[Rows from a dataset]

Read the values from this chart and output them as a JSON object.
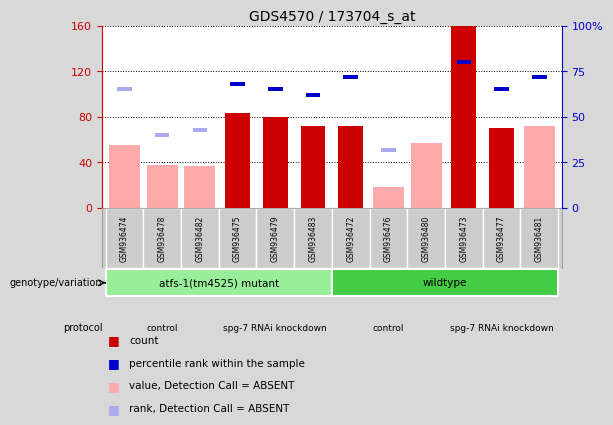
{
  "title": "GDS4570 / 173704_s_at",
  "samples": [
    "GSM936474",
    "GSM936478",
    "GSM936482",
    "GSM936475",
    "GSM936479",
    "GSM936483",
    "GSM936472",
    "GSM936476",
    "GSM936480",
    "GSM936473",
    "GSM936477",
    "GSM936481"
  ],
  "count_values": [
    0,
    0,
    0,
    83,
    80,
    72,
    72,
    0,
    0,
    160,
    70,
    0
  ],
  "count_present": [
    false,
    false,
    false,
    true,
    true,
    true,
    true,
    false,
    false,
    true,
    true,
    false
  ],
  "percentile_values": [
    65,
    40,
    43,
    68,
    65,
    62,
    72,
    32,
    0,
    80,
    65,
    72
  ],
  "percentile_present": [
    false,
    false,
    false,
    true,
    true,
    true,
    true,
    false,
    false,
    true,
    true,
    true
  ],
  "absent_value_values": [
    55,
    38,
    37,
    0,
    0,
    0,
    0,
    18,
    57,
    0,
    0,
    72
  ],
  "absent_value_present": [
    true,
    true,
    true,
    false,
    false,
    false,
    false,
    true,
    true,
    false,
    false,
    true
  ],
  "ylim_left": [
    0,
    160
  ],
  "ylim_right": [
    0,
    100
  ],
  "yticks_left": [
    0,
    40,
    80,
    120,
    160
  ],
  "yticks_right": [
    0,
    25,
    50,
    75,
    100
  ],
  "ytick_labels_left": [
    "0",
    "40",
    "80",
    "120",
    "160"
  ],
  "ytick_labels_right": [
    "0",
    "25",
    "50",
    "75",
    "100%"
  ],
  "left_axis_color": "#cc0000",
  "right_axis_color": "#0000cc",
  "bg_color": "#d8d8d8",
  "plot_bg_color": "#ffffff",
  "grid_color": "#000000",
  "count_color": "#cc0000",
  "percentile_color": "#0000cc",
  "absent_value_color": "#ffaaaa",
  "absent_rank_color": "#aaaaee",
  "sample_cell_color": "#cccccc",
  "genotype_groups": [
    {
      "label": "atfs-1(tm4525) mutant",
      "start": 0,
      "end": 6,
      "color": "#99ee99"
    },
    {
      "label": "wildtype",
      "start": 6,
      "end": 12,
      "color": "#44cc44"
    }
  ],
  "protocol_groups": [
    {
      "label": "control",
      "start": 0,
      "end": 3,
      "color": "#ee88ee"
    },
    {
      "label": "spg-7 RNAi knockdown",
      "start": 3,
      "end": 6,
      "color": "#cc44cc"
    },
    {
      "label": "control",
      "start": 6,
      "end": 9,
      "color": "#ee88ee"
    },
    {
      "label": "spg-7 RNAi knockdown",
      "start": 9,
      "end": 12,
      "color": "#cc44cc"
    }
  ],
  "legend_items": [
    {
      "label": "count",
      "color": "#cc0000"
    },
    {
      "label": "percentile rank within the sample",
      "color": "#0000cc"
    },
    {
      "label": "value, Detection Call = ABSENT",
      "color": "#ffaaaa"
    },
    {
      "label": "rank, Detection Call = ABSENT",
      "color": "#aaaaee"
    }
  ],
  "bar_width": 0.55,
  "genotype_row_label": "genotype/variation",
  "protocol_row_label": "protocol"
}
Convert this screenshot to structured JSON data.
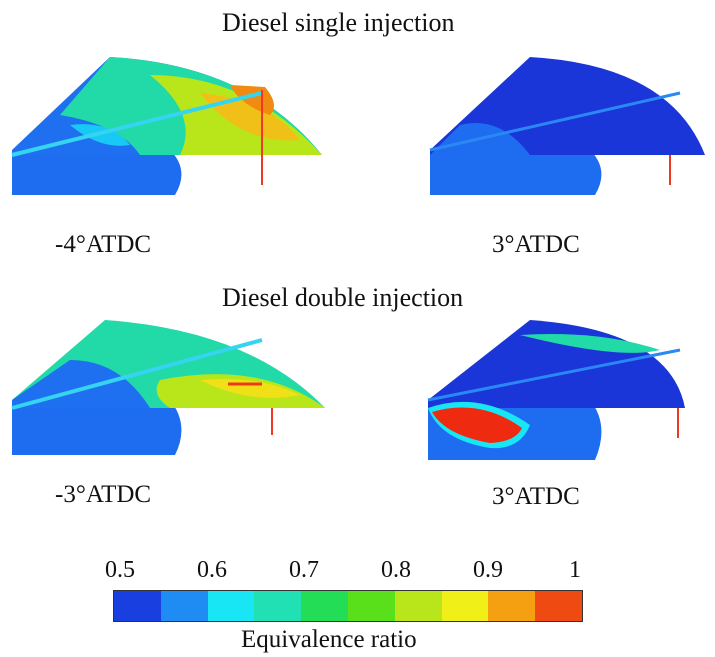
{
  "figure": {
    "section_single_title": "Diesel single injection",
    "section_double_title": "Diesel double injection",
    "panels": [
      {
        "id": "single-left",
        "label": "-4°ATDC"
      },
      {
        "id": "single-right",
        "label": "3°ATDC"
      },
      {
        "id": "double-left",
        "label": "-3°ATDC"
      },
      {
        "id": "double-right",
        "label": "3°ATDC"
      }
    ],
    "colorbar": {
      "ticks": [
        "0.5",
        "0.6",
        "0.7",
        "0.8",
        "0.9",
        "1"
      ],
      "label": "Equivalence ratio",
      "colors": [
        "#1a3fe0",
        "#1e8cf2",
        "#19e6f5",
        "#20e0b4",
        "#22dd55",
        "#5ae01a",
        "#b8e61a",
        "#f0f018",
        "#f5a010",
        "#ee4a12"
      ]
    }
  }
}
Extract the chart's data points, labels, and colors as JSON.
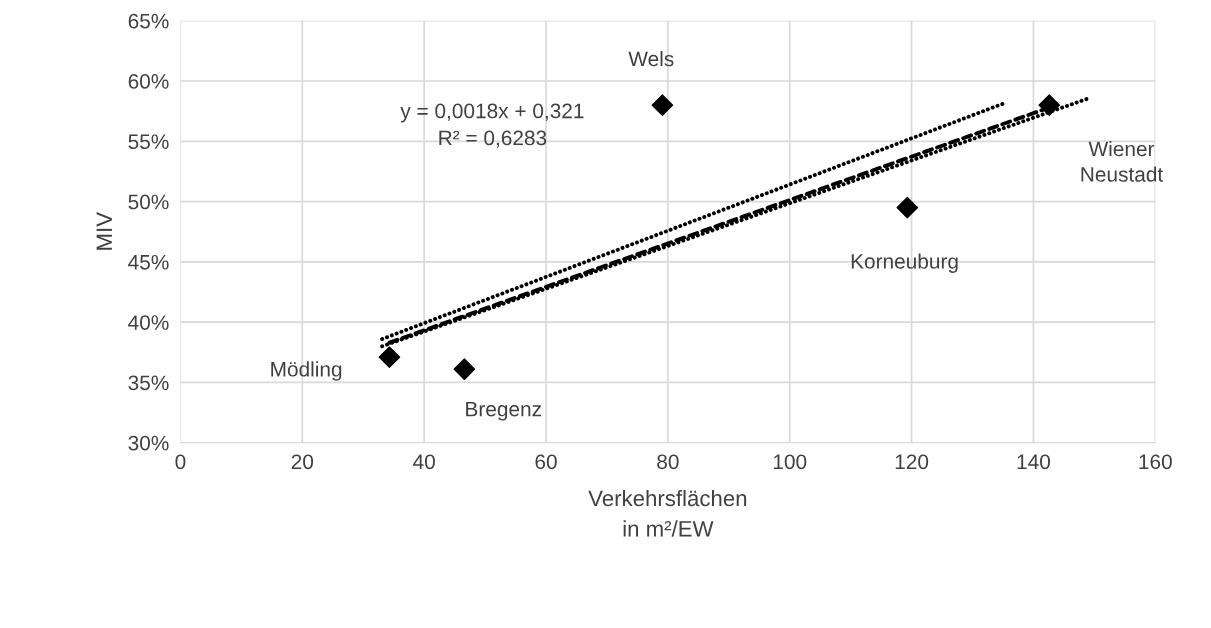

• [Stated task]
In the listing above, find the lines holding the word "JSON" and copy them.

• [Problem solution]
Read the values from this chart and output them as a JSON object.
Convert this screenshot to structured JSON data.
Extract the chart's data points, labels, and colors as JSON.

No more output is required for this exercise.